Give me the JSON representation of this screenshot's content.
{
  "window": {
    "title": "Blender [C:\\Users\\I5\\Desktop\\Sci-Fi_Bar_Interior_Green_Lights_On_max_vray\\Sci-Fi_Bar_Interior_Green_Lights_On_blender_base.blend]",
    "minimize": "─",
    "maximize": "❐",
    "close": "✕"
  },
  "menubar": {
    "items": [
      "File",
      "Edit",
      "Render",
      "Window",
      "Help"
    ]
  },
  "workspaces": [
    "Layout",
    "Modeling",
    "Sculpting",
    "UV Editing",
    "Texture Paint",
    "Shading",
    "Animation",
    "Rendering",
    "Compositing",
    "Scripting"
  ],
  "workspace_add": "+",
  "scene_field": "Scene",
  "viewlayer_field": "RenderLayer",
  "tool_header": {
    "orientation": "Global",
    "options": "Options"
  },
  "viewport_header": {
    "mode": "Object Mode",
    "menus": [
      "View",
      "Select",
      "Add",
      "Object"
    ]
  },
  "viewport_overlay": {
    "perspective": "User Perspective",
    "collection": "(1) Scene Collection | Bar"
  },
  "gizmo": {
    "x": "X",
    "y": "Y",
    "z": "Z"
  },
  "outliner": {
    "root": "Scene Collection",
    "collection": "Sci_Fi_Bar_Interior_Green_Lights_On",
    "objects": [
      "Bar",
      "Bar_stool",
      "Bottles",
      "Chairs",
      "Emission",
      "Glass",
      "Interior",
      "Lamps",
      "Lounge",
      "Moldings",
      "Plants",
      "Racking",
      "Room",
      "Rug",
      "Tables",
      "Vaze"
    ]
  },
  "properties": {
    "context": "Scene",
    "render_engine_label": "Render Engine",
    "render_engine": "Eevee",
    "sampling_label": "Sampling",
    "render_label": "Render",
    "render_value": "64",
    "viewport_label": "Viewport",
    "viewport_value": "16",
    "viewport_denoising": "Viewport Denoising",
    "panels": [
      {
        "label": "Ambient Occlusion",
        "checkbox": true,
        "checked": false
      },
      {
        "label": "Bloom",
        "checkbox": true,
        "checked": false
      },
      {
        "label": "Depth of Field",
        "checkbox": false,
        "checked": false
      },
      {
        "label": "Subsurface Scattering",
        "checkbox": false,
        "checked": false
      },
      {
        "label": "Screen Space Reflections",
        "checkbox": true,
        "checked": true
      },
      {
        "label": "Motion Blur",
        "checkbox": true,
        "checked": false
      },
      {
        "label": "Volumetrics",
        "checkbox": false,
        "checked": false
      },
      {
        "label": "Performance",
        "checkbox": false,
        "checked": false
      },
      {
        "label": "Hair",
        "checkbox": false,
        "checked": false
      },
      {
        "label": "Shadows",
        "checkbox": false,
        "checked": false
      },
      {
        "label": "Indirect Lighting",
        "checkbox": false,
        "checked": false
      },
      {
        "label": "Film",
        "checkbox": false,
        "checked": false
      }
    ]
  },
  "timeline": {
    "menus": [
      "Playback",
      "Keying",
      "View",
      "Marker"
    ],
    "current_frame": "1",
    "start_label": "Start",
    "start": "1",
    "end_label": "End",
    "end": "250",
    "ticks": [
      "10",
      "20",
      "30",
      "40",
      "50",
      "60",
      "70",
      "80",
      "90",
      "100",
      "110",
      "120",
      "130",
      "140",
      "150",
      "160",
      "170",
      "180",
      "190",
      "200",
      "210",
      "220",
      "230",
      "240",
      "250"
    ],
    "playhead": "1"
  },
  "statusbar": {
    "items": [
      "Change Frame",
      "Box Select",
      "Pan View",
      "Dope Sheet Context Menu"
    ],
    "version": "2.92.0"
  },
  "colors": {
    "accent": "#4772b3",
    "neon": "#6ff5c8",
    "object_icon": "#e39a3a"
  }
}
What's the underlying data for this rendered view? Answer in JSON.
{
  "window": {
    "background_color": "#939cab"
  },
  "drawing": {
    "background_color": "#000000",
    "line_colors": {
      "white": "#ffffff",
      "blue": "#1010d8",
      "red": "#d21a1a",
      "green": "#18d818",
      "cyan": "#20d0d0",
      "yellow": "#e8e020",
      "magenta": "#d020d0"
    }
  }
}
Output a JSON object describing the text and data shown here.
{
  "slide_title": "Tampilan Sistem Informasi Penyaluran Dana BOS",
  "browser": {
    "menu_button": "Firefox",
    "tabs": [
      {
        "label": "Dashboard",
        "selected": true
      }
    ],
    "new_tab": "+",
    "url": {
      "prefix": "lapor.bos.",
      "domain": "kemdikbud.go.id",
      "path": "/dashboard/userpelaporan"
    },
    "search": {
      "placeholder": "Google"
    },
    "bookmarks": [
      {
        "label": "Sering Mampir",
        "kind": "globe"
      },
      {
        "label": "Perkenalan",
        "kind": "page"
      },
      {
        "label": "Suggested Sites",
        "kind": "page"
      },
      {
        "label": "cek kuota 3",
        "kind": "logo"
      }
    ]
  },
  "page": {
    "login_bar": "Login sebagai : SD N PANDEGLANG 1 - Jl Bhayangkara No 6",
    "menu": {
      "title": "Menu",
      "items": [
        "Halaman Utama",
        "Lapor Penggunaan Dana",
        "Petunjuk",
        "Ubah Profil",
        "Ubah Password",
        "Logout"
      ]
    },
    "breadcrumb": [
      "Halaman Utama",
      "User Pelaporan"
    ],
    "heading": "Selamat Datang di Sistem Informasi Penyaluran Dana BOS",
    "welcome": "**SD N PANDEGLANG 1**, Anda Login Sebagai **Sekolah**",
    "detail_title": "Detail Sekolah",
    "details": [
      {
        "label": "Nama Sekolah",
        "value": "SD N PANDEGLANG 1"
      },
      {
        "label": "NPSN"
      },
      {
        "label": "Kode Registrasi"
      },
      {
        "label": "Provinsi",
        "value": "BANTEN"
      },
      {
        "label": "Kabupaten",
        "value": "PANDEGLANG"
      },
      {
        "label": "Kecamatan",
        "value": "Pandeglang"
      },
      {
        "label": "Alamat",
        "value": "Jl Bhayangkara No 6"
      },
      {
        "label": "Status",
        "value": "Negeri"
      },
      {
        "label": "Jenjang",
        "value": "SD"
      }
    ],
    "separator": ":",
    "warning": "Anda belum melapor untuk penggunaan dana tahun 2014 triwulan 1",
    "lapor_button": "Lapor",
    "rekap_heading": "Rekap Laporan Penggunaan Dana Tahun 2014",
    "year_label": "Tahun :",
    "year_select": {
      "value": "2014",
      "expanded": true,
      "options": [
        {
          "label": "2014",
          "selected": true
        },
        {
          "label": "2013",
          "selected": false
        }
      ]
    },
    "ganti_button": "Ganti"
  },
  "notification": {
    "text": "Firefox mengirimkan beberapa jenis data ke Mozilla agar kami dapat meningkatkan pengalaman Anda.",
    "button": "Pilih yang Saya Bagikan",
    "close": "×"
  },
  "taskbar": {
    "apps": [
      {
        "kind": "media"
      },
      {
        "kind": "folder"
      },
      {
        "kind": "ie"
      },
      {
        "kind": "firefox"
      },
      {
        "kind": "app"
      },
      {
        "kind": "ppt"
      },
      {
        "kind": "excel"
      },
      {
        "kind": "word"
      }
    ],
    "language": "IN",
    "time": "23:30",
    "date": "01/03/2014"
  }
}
-*-*-
Take the lines above and print them exactly.

## Full output
Give me the JSON representation of this screenshot's content.
{
  "window": {
    "title": "Blender [C:\\Users\\I5\\Desktop\\Sci-Fi_Bar_Interior_Green_Lights_On_max_vray\\Sci-Fi_Bar_Interior_Green_Lights_On_blender_base.blend]",
    "minimize": "─",
    "maximize": "❐",
    "close": "✕"
  },
  "menubar": {
    "items": [
      "File",
      "Edit",
      "Render",
      "Window",
      "Help"
    ]
  },
  "workspaces": [
    "Layout",
    "Modeling",
    "Sculpting",
    "UV Editing",
    "Texture Paint",
    "Shading",
    "Animation",
    "Rendering",
    "Compositing",
    "Scripting"
  ],
  "workspace_add": "+",
  "scene_field": "Scene",
  "viewlayer_field": "RenderLayer",
  "tool_header": {
    "orientation": "Global",
    "options": "Options"
  },
  "viewport_header": {
    "mode": "Object Mode",
    "menus": [
      "View",
      "Select",
      "Add",
      "Object"
    ]
  },
  "viewport_overlay": {
    "perspective": "User Perspective",
    "collection": "(1) Scene Collection | Bar"
  },
  "gizmo": {
    "x": "X",
    "y": "Y",
    "z": "Z"
  },
  "outliner": {
    "root": "Scene Collection",
    "collection": "Sci_Fi_Bar_Interior_Green_Lights_On",
    "objects": [
      "Bar",
      "Bar_stool",
      "Bottles",
      "Chairs",
      "Emission",
      "Glass",
      "Interior",
      "Lamps",
      "Lounge",
      "Moldings",
      "Plants",
      "Racking",
      "Room",
      "Rug",
      "Tables",
      "Vaze"
    ]
  },
  "properties": {
    "context": "Scene",
    "render_engine_label": "Render Engine",
    "render_engine": "Eevee",
    "sampling_label": "Sampling",
    "render_label": "Render",
    "render_value": "64",
    "viewport_label": "Viewport",
    "viewport_value": "16",
    "viewport_denoising": "Viewport Denoising",
    "panels": [
      {
        "label": "Ambient Occlusion",
        "checkbox": true,
        "checked": false
      },
      {
        "label": "Bloom",
        "checkbox": true,
        "checked": false
      },
      {
        "label": "Depth of Field",
        "checkbox": false,
        "checked": false
      },
      {
        "label": "Subsurface Scattering",
        "checkbox": false,
        "checked": false
      },
      {
        "label": "Screen Space Reflections",
        "checkbox": true,
        "checked": true
      },
      {
        "label": "Motion Blur",
        "checkbox": true,
        "checked": false
      },
      {
        "label": "Volumetrics",
        "checkbox": false,
        "checked": false
      },
      {
        "label": "Performance",
        "checkbox": false,
        "checked": false
      },
      {
        "label": "Hair",
        "checkbox": false,
        "checked": false
      },
      {
        "label": "Shadows",
        "checkbox": false,
        "checked": false
      },
      {
        "label": "Indirect Lighting",
        "checkbox": false,
        "checked": false
      },
      {
        "label": "Film",
        "checkbox": false,
        "checked": false
      }
    ]
  },
  "timeline": {
    "menus": [
      "Playback",
      "Keying",
      "View",
      "Marker"
    ],
    "current_frame": "1",
    "start_label": "Start",
    "start": "1",
    "end_label": "End",
    "end": "250",
    "ticks": [
      "10",
      "20",
      "30",
      "40",
      "50",
      "60",
      "70",
      "80",
      "90",
      "100",
      "110",
      "120",
      "130",
      "140",
      "150",
      "160",
      "170",
      "180",
      "190",
      "200",
      "210",
      "220",
      "230",
      "240",
      "250"
    ],
    "playhead": "1"
  },
  "statusbar": {
    "items": [
      "Change Frame",
      "Box Select",
      "Pan View",
      "Dope Sheet Context Menu"
    ],
    "version": "2.92.0"
  },
  "colors": {
    "accent": "#4772b3",
    "neon": "#6ff5c8",
    "object_icon": "#e39a3a"
  }
}
What's the underlying data for this rendered view? Answer in JSON.
{
  "window": {
    "background_color": "#939cab"
  },
  "drawing": {
    "background_color": "#000000",
    "line_colors": {
      "white": "#ffffff",
      "blue": "#1010d8",
      "red": "#d21a1a",
      "green": "#18d818",
      "cyan": "#20d0d0",
      "yellow": "#e8e020",
      "magenta": "#d020d0"
    }
  }
}
Output a JSON object describing the text and data shown here.
{
  "slide_title": "Tampilan Sistem Informasi Penyaluran Dana BOS",
  "browser": {
    "menu_button": "Firefox",
    "tabs": [
      {
        "label": "Dashboard",
        "selected": true
      }
    ],
    "new_tab": "+",
    "url": {
      "prefix": "lapor.bos.",
      "domain": "kemdikbud.go.id",
      "path": "/dashboard/userpelaporan"
    },
    "search": {
      "placeholder": "Google"
    },
    "bookmarks": [
      {
        "label": "Sering Mampir",
        "kind": "globe"
      },
      {
        "label": "Perkenalan",
        "kind": "page"
      },
      {
        "label": "Suggested Sites",
        "kind": "page"
      },
      {
        "label": "cek kuota 3",
        "kind": "logo"
      }
    ]
  },
  "page": {
    "login_bar": "Login sebagai : SD N PANDEGLANG 1 - Jl Bhayangkara No 6",
    "menu": {
      "title": "Menu",
      "items": [
        "Halaman Utama",
        "Lapor Penggunaan Dana",
        "Petunjuk",
        "Ubah Profil",
        "Ubah Password",
        "Logout"
      ]
    },
    "breadcrumb": [
      "Halaman Utama",
      "User Pelaporan"
    ],
    "heading": "Selamat Datang di Sistem Informasi Penyaluran Dana BOS",
    "welcome": "**SD N PANDEGLANG 1**, Anda Login Sebagai **Sekolah**",
    "detail_title": "Detail Sekolah",
    "details": [
      {
        "label": "Nama Sekolah",
        "value": "SD N PANDEGLANG 1"
      },
      {
        "label": "NPSN"
      },
      {
        "label": "Kode Registrasi"
      },
      {
        "label": "Provinsi",
        "value": "BANTEN"
      },
      {
        "label": "Kabupaten",
        "value": "PANDEGLANG"
      },
      {
        "label": "Kecamatan",
        "value": "Pandeglang"
      },
      {
        "label": "Alamat",
        "value": "Jl Bhayangkara No 6"
      },
      {
        "label": "Status",
        "value": "Negeri"
      },
      {
        "label": "Jenjang",
        "value": "SD"
      }
    ],
    "separator": ":",
    "warning": "Anda belum melapor untuk penggunaan dana tahun 2014 triwulan 1",
    "lapor_button": "Lapor",
    "rekap_heading": "Rekap Laporan Penggunaan Dana Tahun 2014",
    "year_label": "Tahun :",
    "year_select": {
      "value": "2014",
      "expanded": true,
      "options": [
        {
          "label": "2014",
          "selected": true
        },
        {
          "label": "2013",
          "selected": false
        }
      ]
    },
    "ganti_button": "Ganti"
  },
  "notification": {
    "text": "Firefox mengirimkan beberapa jenis data ke Mozilla agar kami dapat meningkatkan pengalaman Anda.",
    "button": "Pilih yang Saya Bagikan",
    "close": "×"
  },
  "taskbar": {
    "apps": [
      {
        "kind": "media"
      },
      {
        "kind": "folder"
      },
      {
        "kind": "ie"
      },
      {
        "kind": "firefox"
      },
      {
        "kind": "app"
      },
      {
        "kind": "ppt"
      },
      {
        "kind": "excel"
      },
      {
        "kind": "word"
      }
    ],
    "language": "IN",
    "time": "23:30",
    "date": "01/03/2014"
  }
}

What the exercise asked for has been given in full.